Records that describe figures
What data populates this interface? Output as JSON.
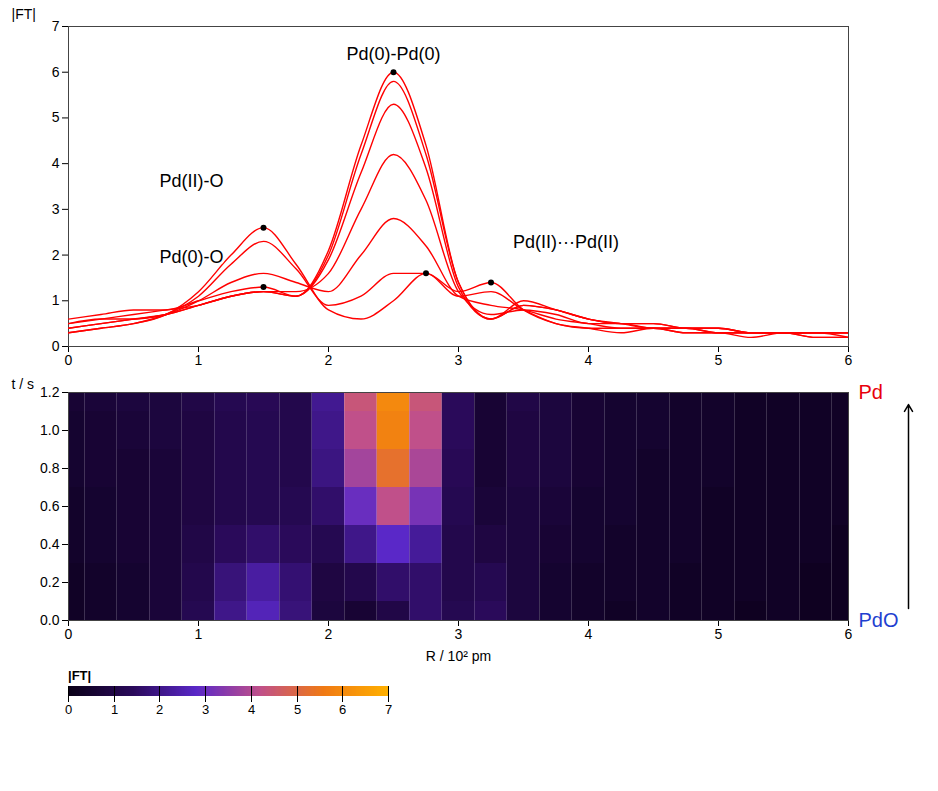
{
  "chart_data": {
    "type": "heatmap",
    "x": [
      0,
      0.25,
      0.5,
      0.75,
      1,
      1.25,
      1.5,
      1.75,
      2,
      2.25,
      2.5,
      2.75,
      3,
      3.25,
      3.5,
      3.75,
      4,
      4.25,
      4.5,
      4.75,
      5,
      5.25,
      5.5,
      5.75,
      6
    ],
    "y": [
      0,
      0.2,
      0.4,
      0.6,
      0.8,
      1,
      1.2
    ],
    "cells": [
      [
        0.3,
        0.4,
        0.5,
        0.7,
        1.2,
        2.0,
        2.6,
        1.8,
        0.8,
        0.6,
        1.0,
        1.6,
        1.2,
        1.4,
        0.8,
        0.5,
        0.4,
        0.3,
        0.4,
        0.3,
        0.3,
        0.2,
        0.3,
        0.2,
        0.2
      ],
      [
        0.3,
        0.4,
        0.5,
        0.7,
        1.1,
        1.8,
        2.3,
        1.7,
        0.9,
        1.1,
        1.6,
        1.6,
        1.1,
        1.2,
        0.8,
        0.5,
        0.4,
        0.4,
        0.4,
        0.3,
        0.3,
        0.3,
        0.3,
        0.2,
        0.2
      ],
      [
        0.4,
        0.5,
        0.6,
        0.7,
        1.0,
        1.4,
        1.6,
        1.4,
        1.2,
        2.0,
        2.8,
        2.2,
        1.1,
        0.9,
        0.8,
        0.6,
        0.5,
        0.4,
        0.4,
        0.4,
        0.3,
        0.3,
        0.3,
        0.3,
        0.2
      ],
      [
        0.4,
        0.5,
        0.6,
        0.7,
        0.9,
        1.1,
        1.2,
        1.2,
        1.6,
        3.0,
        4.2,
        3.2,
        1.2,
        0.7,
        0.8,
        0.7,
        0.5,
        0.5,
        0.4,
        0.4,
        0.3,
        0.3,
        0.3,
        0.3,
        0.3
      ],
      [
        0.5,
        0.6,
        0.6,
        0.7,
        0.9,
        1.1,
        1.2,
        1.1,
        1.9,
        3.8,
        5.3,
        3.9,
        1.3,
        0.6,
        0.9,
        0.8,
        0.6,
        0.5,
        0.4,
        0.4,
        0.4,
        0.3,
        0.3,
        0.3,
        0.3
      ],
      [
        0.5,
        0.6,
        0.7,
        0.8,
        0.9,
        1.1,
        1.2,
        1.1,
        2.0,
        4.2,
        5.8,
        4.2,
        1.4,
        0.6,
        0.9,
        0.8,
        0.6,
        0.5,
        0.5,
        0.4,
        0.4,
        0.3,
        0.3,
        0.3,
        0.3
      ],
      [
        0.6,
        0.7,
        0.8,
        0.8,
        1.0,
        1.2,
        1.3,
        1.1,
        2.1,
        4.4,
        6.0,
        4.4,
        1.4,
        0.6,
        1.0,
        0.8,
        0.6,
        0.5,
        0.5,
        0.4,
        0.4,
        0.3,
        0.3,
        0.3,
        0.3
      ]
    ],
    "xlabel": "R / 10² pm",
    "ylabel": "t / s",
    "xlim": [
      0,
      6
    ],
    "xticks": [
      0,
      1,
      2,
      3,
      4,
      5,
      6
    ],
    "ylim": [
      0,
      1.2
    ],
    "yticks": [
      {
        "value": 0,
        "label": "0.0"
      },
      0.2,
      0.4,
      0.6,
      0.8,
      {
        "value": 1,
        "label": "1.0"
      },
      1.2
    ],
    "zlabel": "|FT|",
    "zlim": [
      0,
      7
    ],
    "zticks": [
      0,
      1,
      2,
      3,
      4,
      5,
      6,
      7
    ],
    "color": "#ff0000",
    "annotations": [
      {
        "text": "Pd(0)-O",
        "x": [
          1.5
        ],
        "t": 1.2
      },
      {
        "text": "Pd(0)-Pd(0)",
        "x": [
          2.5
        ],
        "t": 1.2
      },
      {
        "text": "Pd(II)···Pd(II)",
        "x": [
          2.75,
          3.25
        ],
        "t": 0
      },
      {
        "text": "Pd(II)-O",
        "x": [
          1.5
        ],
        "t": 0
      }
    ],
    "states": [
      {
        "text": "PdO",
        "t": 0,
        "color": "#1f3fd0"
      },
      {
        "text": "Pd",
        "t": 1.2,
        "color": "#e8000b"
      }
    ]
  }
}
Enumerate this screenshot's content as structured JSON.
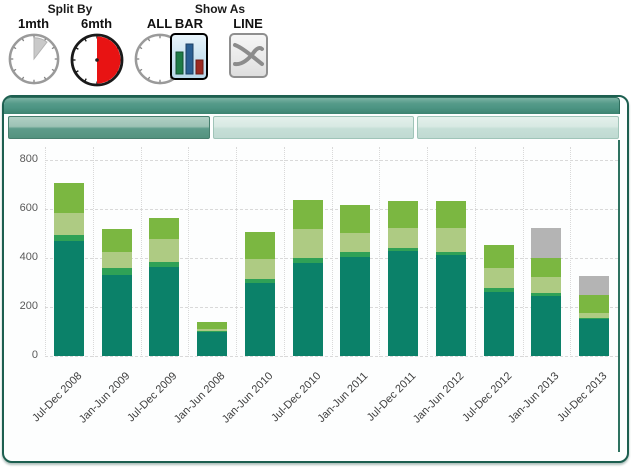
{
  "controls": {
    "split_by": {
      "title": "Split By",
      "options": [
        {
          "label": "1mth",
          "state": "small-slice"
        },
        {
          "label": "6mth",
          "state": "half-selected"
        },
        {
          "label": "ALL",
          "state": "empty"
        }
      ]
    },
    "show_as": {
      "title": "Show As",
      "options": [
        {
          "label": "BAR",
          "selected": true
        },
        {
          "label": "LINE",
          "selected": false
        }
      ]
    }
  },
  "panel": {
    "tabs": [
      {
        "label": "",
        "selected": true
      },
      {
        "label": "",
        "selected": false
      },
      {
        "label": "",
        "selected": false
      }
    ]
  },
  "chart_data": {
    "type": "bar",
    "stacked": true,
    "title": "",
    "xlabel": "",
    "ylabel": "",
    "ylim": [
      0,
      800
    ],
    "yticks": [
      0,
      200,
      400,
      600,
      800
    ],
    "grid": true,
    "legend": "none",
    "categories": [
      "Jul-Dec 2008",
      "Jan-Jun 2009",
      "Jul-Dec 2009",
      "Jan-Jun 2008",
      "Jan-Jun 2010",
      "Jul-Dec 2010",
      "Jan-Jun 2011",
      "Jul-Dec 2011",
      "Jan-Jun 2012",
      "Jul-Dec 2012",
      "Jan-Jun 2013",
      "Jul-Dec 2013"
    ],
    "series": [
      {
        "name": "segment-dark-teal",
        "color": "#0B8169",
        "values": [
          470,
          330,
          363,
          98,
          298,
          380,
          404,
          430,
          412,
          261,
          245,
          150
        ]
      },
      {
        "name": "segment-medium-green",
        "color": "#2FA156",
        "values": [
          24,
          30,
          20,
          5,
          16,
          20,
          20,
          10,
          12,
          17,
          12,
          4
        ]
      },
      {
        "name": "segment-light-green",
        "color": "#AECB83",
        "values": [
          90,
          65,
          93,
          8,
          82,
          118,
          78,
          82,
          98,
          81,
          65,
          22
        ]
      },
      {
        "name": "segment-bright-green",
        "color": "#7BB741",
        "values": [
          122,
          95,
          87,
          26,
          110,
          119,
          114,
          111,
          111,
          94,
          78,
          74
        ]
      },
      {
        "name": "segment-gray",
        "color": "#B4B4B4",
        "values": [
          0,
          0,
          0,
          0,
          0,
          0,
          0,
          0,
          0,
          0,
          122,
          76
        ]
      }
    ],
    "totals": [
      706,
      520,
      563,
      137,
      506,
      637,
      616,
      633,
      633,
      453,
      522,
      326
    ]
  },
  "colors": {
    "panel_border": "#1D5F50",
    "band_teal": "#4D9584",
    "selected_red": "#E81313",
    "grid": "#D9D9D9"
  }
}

TASK STATEMENT
Transcribe the material exactly, keeping every word and none of the pictures.

SOLUTION
What data populates this interface? Output as JSON.
{
  "chart_data": {
    "type": "heatmap",
    "x": [
      0,
      0.25,
      0.5,
      0.75,
      1,
      1.25,
      1.5,
      1.75,
      2,
      2.25,
      2.5,
      2.75,
      3,
      3.25,
      3.5,
      3.75,
      4,
      4.25,
      4.5,
      4.75,
      5,
      5.25,
      5.5,
      5.75,
      6
    ],
    "y": [
      0,
      0.2,
      0.4,
      0.6,
      0.8,
      1,
      1.2
    ],
    "cells": [
      [
        0.3,
        0.4,
        0.5,
        0.7,
        1.2,
        2.0,
        2.6,
        1.8,
        0.8,
        0.6,
        1.0,
        1.6,
        1.2,
        1.4,
        0.8,
        0.5,
        0.4,
        0.3,
        0.4,
        0.3,
        0.3,
        0.2,
        0.3,
        0.2,
        0.2
      ],
      [
        0.3,
        0.4,
        0.5,
        0.7,
        1.1,
        1.8,
        2.3,
        1.7,
        0.9,
        1.1,
        1.6,
        1.6,
        1.1,
        1.2,
        0.8,
        0.5,
        0.4,
        0.4,
        0.4,
        0.3,
        0.3,
        0.3,
        0.3,
        0.2,
        0.2
      ],
      [
        0.4,
        0.5,
        0.6,
        0.7,
        1.0,
        1.4,
        1.6,
        1.4,
        1.2,
        2.0,
        2.8,
        2.2,
        1.1,
        0.9,
        0.8,
        0.6,
        0.5,
        0.4,
        0.4,
        0.4,
        0.3,
        0.3,
        0.3,
        0.3,
        0.2
      ],
      [
        0.4,
        0.5,
        0.6,
        0.7,
        0.9,
        1.1,
        1.2,
        1.2,
        1.6,
        3.0,
        4.2,
        3.2,
        1.2,
        0.7,
        0.8,
        0.7,
        0.5,
        0.5,
        0.4,
        0.4,
        0.3,
        0.3,
        0.3,
        0.3,
        0.3
      ],
      [
        0.5,
        0.6,
        0.6,
        0.7,
        0.9,
        1.1,
        1.2,
        1.1,
        1.9,
        3.8,
        5.3,
        3.9,
        1.3,
        0.6,
        0.9,
        0.8,
        0.6,
        0.5,
        0.4,
        0.4,
        0.4,
        0.3,
        0.3,
        0.3,
        0.3
      ],
      [
        0.5,
        0.6,
        0.7,
        0.8,
        0.9,
        1.1,
        1.2,
        1.1,
        2.0,
        4.2,
        5.8,
        4.2,
        1.4,
        0.6,
        0.9,
        0.8,
        0.6,
        0.5,
        0.5,
        0.4,
        0.4,
        0.3,
        0.3,
        0.3,
        0.3
      ],
      [
        0.6,
        0.7,
        0.8,
        0.8,
        1.0,
        1.2,
        1.3,
        1.1,
        2.1,
        4.4,
        6.0,
        4.4,
        1.4,
        0.6,
        1.0,
        0.8,
        0.6,
        0.5,
        0.5,
        0.4,
        0.4,
        0.3,
        0.3,
        0.3,
        0.3
      ]
    ],
    "xlabel": "R / 10² pm",
    "ylabel": "t / s",
    "xlim": [
      0,
      6
    ],
    "xticks": [
      0,
      1,
      2,
      3,
      4,
      5,
      6
    ],
    "ylim": [
      0,
      1.2
    ],
    "yticks": [
      {
        "value": 0,
        "label": "0.0"
      },
      0.2,
      0.4,
      0.6,
      0.8,
      {
        "value": 1,
        "label": "1.0"
      },
      1.2
    ],
    "zlabel": "|FT|",
    "zlim": [
      0,
      7
    ],
    "zticks": [
      0,
      1,
      2,
      3,
      4,
      5,
      6,
      7
    ],
    "color": "#ff0000",
    "annotations": [
      {
        "text": "Pd(0)-O",
        "x": [
          1.5
        ],
        "t": 1.2
      },
      {
        "text": "Pd(0)-Pd(0)",
        "x": [
          2.5
        ],
        "t": 1.2
      },
      {
        "text": "Pd(II)···Pd(II)",
        "x": [
          2.75,
          3.25
        ],
        "t": 0
      },
      {
        "text": "Pd(II)-O",
        "x": [
          1.5
        ],
        "t": 0
      }
    ],
    "states": [
      {
        "text": "PdO",
        "t": 0,
        "color": "#1f3fd0"
      },
      {
        "text": "Pd",
        "t": 1.2,
        "color": "#e8000b"
      }
    ]
  }
}
Enumerate this screenshot's content as structured JSON.
{
  "controls": {
    "split_by": {
      "title": "Split By",
      "options": [
        {
          "label": "1mth",
          "state": "small-slice"
        },
        {
          "label": "6mth",
          "state": "half-selected"
        },
        {
          "label": "ALL",
          "state": "empty"
        }
      ]
    },
    "show_as": {
      "title": "Show As",
      "options": [
        {
          "label": "BAR",
          "selected": true
        },
        {
          "label": "LINE",
          "selected": false
        }
      ]
    }
  },
  "panel": {
    "tabs": [
      {
        "label": "",
        "selected": true
      },
      {
        "label": "",
        "selected": false
      },
      {
        "label": "",
        "selected": false
      }
    ]
  },
  "chart_data": {
    "type": "bar",
    "stacked": true,
    "title": "",
    "xlabel": "",
    "ylabel": "",
    "ylim": [
      0,
      800
    ],
    "yticks": [
      0,
      200,
      400,
      600,
      800
    ],
    "grid": true,
    "legend": "none",
    "categories": [
      "Jul-Dec 2008",
      "Jan-Jun 2009",
      "Jul-Dec 2009",
      "Jan-Jun 2008",
      "Jan-Jun 2010",
      "Jul-Dec 2010",
      "Jan-Jun 2011",
      "Jul-Dec 2011",
      "Jan-Jun 2012",
      "Jul-Dec 2012",
      "Jan-Jun 2013",
      "Jul-Dec 2013"
    ],
    "series": [
      {
        "name": "segment-dark-teal",
        "color": "#0B8169",
        "values": [
          470,
          330,
          363,
          98,
          298,
          380,
          404,
          430,
          412,
          261,
          245,
          150
        ]
      },
      {
        "name": "segment-medium-green",
        "color": "#2FA156",
        "values": [
          24,
          30,
          20,
          5,
          16,
          20,
          20,
          10,
          12,
          17,
          12,
          4
        ]
      },
      {
        "name": "segment-light-green",
        "color": "#AECB83",
        "values": [
          90,
          65,
          93,
          8,
          82,
          118,
          78,
          82,
          98,
          81,
          65,
          22
        ]
      },
      {
        "name": "segment-bright-green",
        "color": "#7BB741",
        "values": [
          122,
          95,
          87,
          26,
          110,
          119,
          114,
          111,
          111,
          94,
          78,
          74
        ]
      },
      {
        "name": "segment-gray",
        "color": "#B4B4B4",
        "values": [
          0,
          0,
          0,
          0,
          0,
          0,
          0,
          0,
          0,
          0,
          122,
          76
        ]
      }
    ],
    "totals": [
      706,
      520,
      563,
      137,
      506,
      637,
      616,
      633,
      633,
      453,
      522,
      326
    ]
  },
  "colors": {
    "panel_border": "#1D5F50",
    "band_teal": "#4D9584",
    "selected_red": "#E81313",
    "grid": "#D9D9D9"
  }
}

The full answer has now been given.